## Goals
**A.** Translate this sentence from the passage on the Book of Hosea into Spanish: "This is God taking the prophet whose suffering is identified with his prophetic call."
**B.** For each statement, say whether the passage on the Book of Hosea agrees with it, and quote the words that decide it: (i) Hosea is one of the eighth-century minor prophets. (ii) God commands Hosea to take as a wife a woman described as a wife of whoredom. (iii) The passage presents Hosea as a book of minor importance in the Bible.
**C.** According to the passage on the Book of Hosea, what does the land commit by forsaking the Lord?

Hosea is one of the eighth-century minor prophets, a very, very important and quite unusual book in the whole canon of the Bible. The thing that makes it so unusual is that at the core of the Book of Hosea is a kind of conceit, a dramatic conceit, a kind of outlandish, amazing, disorienting kind of image, and even metaphor, where God, Yahweh, commands Hosea to take for himself as a wife a woman who is described in the text as a wife of whoredom, to have children of whoredom, for the land commits great whoredom by forsaking the Lord.

As striking and powerful as other prophetic words are, this lands in a very, very different emotional, mental, and social space. This is God taking the prophet whose suffering is identified with his prophetic call. Part of being faithful to God as a prophet is to do the least intuitive, and it seems, the least faithful thing that could even be imagined—that Hosea is meant to marry somebody who is a prostitute, who is meant to then have children, who are born of that relationship, who will repeat that same example, and therefore display right in the face of Israel the very metaphor that God wants to use to say, and this, oh Israel, is how dissonant it is that I, a righteous and holy God, am identified with you, an unfaithful, whoring people.

## Extracted records
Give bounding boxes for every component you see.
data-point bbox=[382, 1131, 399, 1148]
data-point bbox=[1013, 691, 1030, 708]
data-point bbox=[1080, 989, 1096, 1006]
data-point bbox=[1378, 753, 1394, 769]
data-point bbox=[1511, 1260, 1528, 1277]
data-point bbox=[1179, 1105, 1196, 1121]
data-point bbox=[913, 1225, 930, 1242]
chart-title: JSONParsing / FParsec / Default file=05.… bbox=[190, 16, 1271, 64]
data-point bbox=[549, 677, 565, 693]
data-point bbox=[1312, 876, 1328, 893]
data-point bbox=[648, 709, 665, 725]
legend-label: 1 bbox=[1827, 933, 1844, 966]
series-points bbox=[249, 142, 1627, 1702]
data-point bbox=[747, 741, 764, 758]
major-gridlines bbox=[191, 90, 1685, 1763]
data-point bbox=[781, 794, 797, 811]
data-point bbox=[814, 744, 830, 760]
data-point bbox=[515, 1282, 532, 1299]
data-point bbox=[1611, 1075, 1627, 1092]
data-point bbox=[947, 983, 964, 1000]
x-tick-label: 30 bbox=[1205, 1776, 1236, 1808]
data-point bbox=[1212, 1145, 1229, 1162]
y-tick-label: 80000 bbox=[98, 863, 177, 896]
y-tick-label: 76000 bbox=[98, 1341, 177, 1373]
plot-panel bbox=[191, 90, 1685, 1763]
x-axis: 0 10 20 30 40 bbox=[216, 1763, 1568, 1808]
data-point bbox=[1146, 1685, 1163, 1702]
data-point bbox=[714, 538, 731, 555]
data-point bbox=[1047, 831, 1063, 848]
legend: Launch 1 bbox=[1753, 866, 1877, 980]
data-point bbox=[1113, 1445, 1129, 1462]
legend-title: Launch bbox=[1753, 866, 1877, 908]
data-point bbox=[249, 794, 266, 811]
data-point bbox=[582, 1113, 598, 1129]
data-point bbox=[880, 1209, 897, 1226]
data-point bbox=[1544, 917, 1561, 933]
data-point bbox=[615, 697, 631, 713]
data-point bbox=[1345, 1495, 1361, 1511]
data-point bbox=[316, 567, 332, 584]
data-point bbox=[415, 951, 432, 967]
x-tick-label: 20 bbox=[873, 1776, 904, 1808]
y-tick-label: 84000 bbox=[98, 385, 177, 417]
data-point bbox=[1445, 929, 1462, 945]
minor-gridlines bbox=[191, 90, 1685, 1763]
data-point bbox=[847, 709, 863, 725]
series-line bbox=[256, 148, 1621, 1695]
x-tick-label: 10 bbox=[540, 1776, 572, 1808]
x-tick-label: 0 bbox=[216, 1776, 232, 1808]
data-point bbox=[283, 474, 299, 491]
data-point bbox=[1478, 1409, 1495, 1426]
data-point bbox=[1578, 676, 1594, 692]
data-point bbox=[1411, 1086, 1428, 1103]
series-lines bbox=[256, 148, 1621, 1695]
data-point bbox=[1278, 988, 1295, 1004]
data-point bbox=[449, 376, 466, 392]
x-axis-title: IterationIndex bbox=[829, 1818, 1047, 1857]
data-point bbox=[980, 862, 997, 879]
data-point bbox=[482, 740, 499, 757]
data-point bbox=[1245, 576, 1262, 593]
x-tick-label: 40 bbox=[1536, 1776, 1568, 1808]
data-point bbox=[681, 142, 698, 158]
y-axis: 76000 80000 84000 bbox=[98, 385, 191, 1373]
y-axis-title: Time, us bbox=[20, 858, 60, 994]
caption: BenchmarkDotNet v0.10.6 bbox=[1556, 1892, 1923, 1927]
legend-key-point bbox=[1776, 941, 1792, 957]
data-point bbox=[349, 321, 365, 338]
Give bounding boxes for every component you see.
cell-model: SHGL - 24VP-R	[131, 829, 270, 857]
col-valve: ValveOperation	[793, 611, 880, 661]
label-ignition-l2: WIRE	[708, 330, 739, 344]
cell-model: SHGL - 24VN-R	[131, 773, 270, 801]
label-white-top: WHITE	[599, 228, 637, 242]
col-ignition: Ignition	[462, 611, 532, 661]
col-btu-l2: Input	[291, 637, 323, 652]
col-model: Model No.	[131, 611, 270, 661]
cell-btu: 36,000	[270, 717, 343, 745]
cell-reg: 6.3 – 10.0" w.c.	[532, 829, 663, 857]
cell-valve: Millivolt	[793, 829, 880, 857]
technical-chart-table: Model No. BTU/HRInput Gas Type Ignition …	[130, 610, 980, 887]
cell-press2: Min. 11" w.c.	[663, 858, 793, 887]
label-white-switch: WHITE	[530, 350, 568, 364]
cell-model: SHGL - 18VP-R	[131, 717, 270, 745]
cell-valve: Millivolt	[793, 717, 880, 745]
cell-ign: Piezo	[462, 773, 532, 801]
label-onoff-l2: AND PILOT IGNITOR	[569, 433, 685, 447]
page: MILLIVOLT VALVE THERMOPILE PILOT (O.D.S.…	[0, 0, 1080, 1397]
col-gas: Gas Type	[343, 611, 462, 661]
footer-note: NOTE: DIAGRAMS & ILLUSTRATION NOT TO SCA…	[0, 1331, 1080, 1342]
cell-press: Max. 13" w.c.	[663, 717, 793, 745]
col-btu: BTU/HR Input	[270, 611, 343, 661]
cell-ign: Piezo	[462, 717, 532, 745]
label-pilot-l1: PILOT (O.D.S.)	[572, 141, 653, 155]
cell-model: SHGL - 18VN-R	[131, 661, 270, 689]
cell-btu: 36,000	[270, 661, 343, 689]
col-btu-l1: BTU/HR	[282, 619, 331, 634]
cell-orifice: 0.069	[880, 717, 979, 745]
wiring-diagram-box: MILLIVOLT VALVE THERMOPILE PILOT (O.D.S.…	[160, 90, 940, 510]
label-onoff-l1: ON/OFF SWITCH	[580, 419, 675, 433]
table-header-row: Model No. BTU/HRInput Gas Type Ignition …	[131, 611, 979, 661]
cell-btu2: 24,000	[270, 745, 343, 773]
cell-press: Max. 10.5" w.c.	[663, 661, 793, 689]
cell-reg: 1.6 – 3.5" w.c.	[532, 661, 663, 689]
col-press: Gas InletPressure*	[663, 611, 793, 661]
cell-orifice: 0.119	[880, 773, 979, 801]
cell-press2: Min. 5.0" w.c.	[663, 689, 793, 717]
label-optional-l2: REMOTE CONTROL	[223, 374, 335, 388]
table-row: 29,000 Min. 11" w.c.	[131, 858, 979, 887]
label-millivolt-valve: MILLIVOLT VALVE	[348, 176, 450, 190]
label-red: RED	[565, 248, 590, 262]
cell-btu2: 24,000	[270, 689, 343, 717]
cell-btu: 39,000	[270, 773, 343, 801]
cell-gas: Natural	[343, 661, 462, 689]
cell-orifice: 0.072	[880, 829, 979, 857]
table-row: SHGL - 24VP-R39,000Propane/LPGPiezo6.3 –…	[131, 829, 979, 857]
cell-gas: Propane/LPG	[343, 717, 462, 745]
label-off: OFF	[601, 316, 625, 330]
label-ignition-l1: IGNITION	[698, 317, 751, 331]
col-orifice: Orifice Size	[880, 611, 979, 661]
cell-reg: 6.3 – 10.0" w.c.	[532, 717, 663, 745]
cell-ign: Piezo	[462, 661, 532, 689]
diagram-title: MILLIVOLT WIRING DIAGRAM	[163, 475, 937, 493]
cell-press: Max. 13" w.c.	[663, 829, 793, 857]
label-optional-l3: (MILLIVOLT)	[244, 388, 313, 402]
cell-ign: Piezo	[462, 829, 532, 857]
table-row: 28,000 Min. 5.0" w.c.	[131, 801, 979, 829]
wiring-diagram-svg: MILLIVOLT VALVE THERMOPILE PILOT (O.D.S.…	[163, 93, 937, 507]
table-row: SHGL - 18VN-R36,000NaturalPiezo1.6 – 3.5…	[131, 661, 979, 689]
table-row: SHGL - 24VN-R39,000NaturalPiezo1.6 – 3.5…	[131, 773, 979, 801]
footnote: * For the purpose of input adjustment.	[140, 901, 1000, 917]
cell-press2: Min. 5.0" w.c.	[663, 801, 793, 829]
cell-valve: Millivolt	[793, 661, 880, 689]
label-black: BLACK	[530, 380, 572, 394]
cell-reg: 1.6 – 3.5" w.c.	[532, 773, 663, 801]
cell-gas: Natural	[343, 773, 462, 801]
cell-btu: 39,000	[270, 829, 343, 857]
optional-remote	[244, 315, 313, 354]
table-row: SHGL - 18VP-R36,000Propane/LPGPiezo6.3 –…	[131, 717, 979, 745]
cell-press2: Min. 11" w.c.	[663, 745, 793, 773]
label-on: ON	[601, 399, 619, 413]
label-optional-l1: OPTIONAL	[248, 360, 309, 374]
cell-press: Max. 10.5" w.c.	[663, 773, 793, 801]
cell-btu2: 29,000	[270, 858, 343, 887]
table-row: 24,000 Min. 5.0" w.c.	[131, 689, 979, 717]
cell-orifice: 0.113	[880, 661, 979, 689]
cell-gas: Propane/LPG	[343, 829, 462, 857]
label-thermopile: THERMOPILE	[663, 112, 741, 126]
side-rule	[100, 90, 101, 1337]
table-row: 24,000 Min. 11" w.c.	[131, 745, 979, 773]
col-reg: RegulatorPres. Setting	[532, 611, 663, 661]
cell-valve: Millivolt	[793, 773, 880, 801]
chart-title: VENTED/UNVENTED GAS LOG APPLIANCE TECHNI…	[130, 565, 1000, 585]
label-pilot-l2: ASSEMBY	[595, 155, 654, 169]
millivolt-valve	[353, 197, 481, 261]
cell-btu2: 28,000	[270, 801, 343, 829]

## Solutions by task
**A.** Esto es Dios tomando al profeta cuyo sufrimiento se identifica con su llamado profético.

**B.**
(i) Yes: "Hosea is one of the eighth-century minor prophets"
(ii) Yes: "God, Yahweh, commands Hosea to take for himself as a wife a woman who is described in the text as a wife of whoredom"
(iii) No: "a very, very important and quite unusual book in the whole canon of the Bible"

**C.** The land commits great whoredom.